▶ **Task instructions**
Determine how many lines include the string "Stimulus". Output that number only.

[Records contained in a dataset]
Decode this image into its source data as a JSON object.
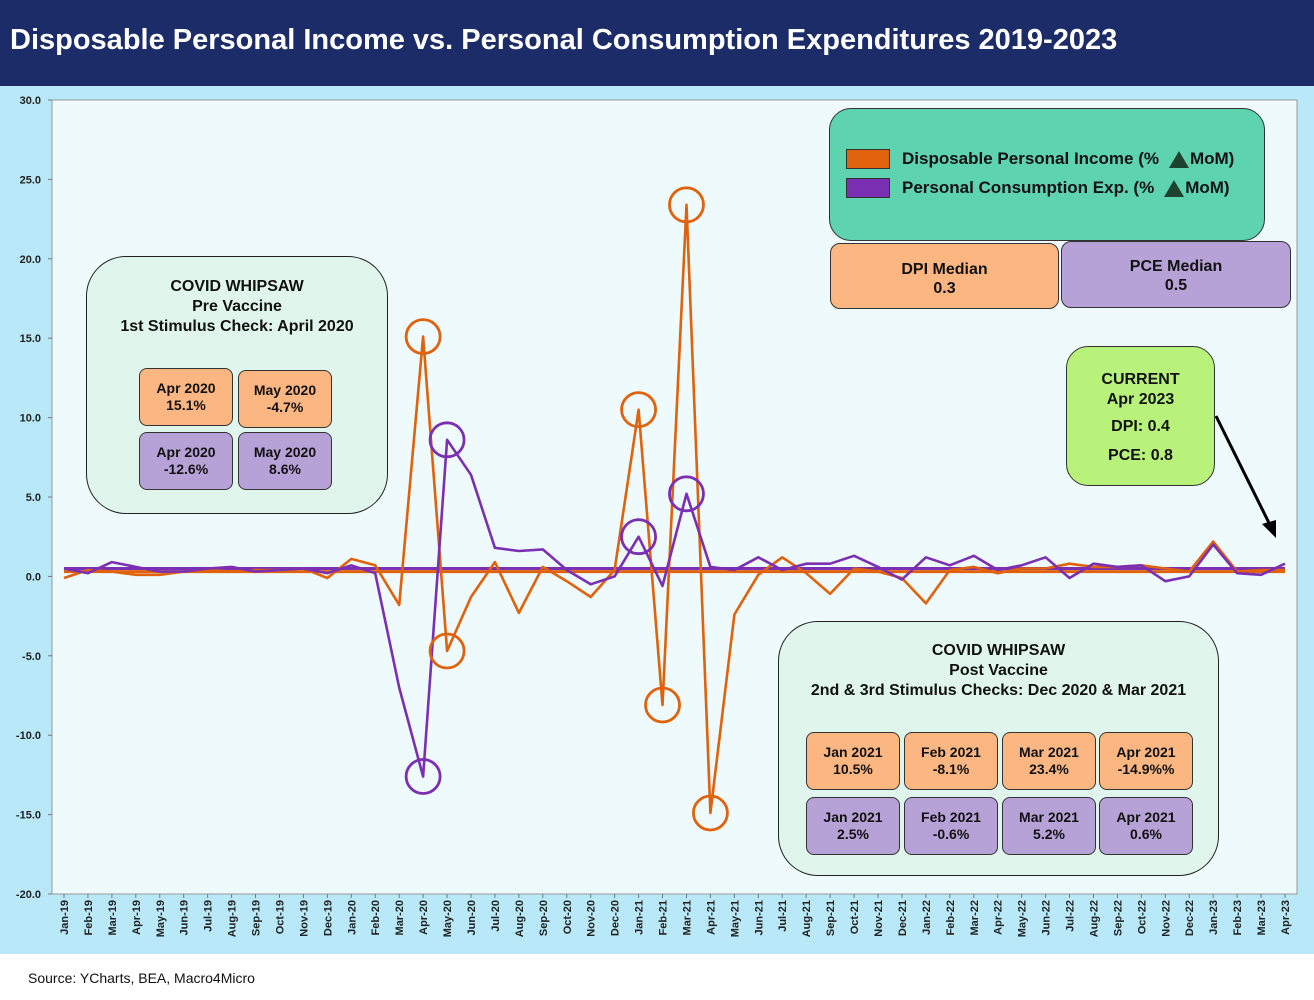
{
  "title": "Disposable Personal Income vs. Personal Consumption Expenditures 2019-2023",
  "source": "Source: YCharts, BEA, Macro4Micro",
  "colors": {
    "dpi": "#e0620c",
    "pce": "#7b2fb2",
    "header": "#1c2c68",
    "plot": "#eefafb",
    "legend": "#5dd3b0"
  },
  "legend": {
    "dpi_label": "Disposable Personal Income (%",
    "pce_label": "Personal Consumption Exp. (%",
    "suffix": "MoM)",
    "delta_icon": "triangle-up-icon"
  },
  "medians": {
    "dpi": {
      "title": "DPI Median",
      "value": "0.3"
    },
    "pce": {
      "title": "PCE Median",
      "value": "0.5"
    }
  },
  "current": {
    "l1": "CURRENT",
    "l2": "Apr 2023",
    "l3": "DPI: 0.4",
    "l4": "PCE: 0.8"
  },
  "pre_vaccine": {
    "l1": "COVID WHIPSAW",
    "l2": "Pre Vaccine",
    "l3": "1st Stimulus Check: April 2020",
    "cells": [
      {
        "m": "Apr 2020",
        "v": "15.1%",
        "kind": "dpi"
      },
      {
        "m": "May 2020",
        "v": "-4.7%",
        "kind": "dpi"
      },
      {
        "m": "Apr 2020",
        "v": "-12.6%",
        "kind": "pce"
      },
      {
        "m": "May 2020",
        "v": "8.6%",
        "kind": "pce"
      }
    ]
  },
  "post_vaccine": {
    "l1": "COVID WHIPSAW",
    "l2": "Post Vaccine",
    "l3": "2nd & 3rd Stimulus Checks: Dec 2020 & Mar 2021",
    "cells": [
      {
        "m": "Jan 2021",
        "v": "10.5%",
        "kind": "dpi"
      },
      {
        "m": "Feb 2021",
        "v": "-8.1%",
        "kind": "dpi"
      },
      {
        "m": "Mar 2021",
        "v": "23.4%",
        "kind": "dpi"
      },
      {
        "m": "Apr 2021",
        "v": "-14.9%%",
        "kind": "dpi"
      },
      {
        "m": "Jan 2021",
        "v": "2.5%",
        "kind": "pce"
      },
      {
        "m": "Feb 2021",
        "v": "-0.6%",
        "kind": "pce"
      },
      {
        "m": "Mar 2021",
        "v": "5.2%",
        "kind": "pce"
      },
      {
        "m": "Apr 2021",
        "v": "0.6%",
        "kind": "pce"
      }
    ]
  },
  "chart_data": {
    "type": "line",
    "ylim": [
      -20,
      30
    ],
    "yticks": [
      "-20.0",
      "-15.0",
      "-10.0",
      "-5.0",
      "0.0",
      "5.0",
      "10.0",
      "15.0",
      "20.0",
      "25.0",
      "30.0"
    ],
    "x": [
      "Jan-19",
      "Feb-19",
      "Mar-19",
      "Apr-19",
      "May-19",
      "Jun-19",
      "Jul-19",
      "Aug-19",
      "Sep-19",
      "Oct-19",
      "Nov-19",
      "Dec-19",
      "Jan-20",
      "Feb-20",
      "Mar-20",
      "Apr-20",
      "May-20",
      "Jun-20",
      "Jul-20",
      "Aug-20",
      "Sep-20",
      "Oct-20",
      "Nov-20",
      "Dec-20",
      "Jan-21",
      "Feb-21",
      "Mar-21",
      "Apr-21",
      "May-21",
      "Jun-21",
      "Jul-21",
      "Aug-21",
      "Sep-21",
      "Oct-21",
      "Nov-21",
      "Dec-21",
      "Jan-22",
      "Feb-22",
      "Mar-22",
      "Apr-22",
      "May-22",
      "Jun-22",
      "Jul-22",
      "Aug-22",
      "Sep-22",
      "Oct-22",
      "Nov-22",
      "Dec-22",
      "Jan-23",
      "Feb-23",
      "Mar-23",
      "Apr-23"
    ],
    "series": [
      {
        "name": "Disposable Personal Income (% MoM)",
        "color": "#e0620c",
        "values": [
          -0.1,
          0.4,
          0.3,
          0.1,
          0.1,
          0.3,
          0.4,
          0.3,
          0.4,
          0.4,
          0.5,
          -0.1,
          1.1,
          0.7,
          -1.8,
          15.1,
          -4.7,
          -1.3,
          0.9,
          -2.3,
          0.6,
          -0.3,
          -1.3,
          0.4,
          10.5,
          -8.1,
          23.4,
          -14.9,
          -2.4,
          0.1,
          1.2,
          0.2,
          -1.1,
          0.5,
          0.3,
          -0.1,
          -1.7,
          0.4,
          0.6,
          0.2,
          0.5,
          0.5,
          0.8,
          0.6,
          0.6,
          0.7,
          0.5,
          0.3,
          2.2,
          0.3,
          0.4,
          0.4
        ]
      },
      {
        "name": "Personal Consumption Exp. (% MoM)",
        "color": "#7b2fb2",
        "values": [
          0.5,
          0.2,
          0.9,
          0.6,
          0.3,
          0.3,
          0.5,
          0.6,
          0.3,
          0.4,
          0.5,
          0.2,
          0.7,
          0.2,
          -7.0,
          -12.6,
          8.6,
          6.4,
          1.8,
          1.6,
          1.7,
          0.4,
          -0.5,
          0.0,
          2.5,
          -0.6,
          5.2,
          0.6,
          0.4,
          1.2,
          0.4,
          0.8,
          0.8,
          1.3,
          0.6,
          -0.2,
          1.2,
          0.7,
          1.3,
          0.4,
          0.7,
          1.2,
          -0.1,
          0.8,
          0.6,
          0.7,
          -0.3,
          0.0,
          2.0,
          0.2,
          0.1,
          0.8
        ]
      }
    ],
    "median_lines": [
      0.3,
      0.5
    ],
    "circled": [
      {
        "series": 0,
        "index": 15
      },
      {
        "series": 0,
        "index": 16
      },
      {
        "series": 0,
        "index": 24
      },
      {
        "series": 0,
        "index": 25
      },
      {
        "series": 0,
        "index": 26
      },
      {
        "series": 0,
        "index": 27
      },
      {
        "series": 1,
        "index": 15
      },
      {
        "series": 1,
        "index": 16
      },
      {
        "series": 1,
        "index": 24
      },
      {
        "series": 1,
        "index": 26
      }
    ]
  }
}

▶ **Correct output**
2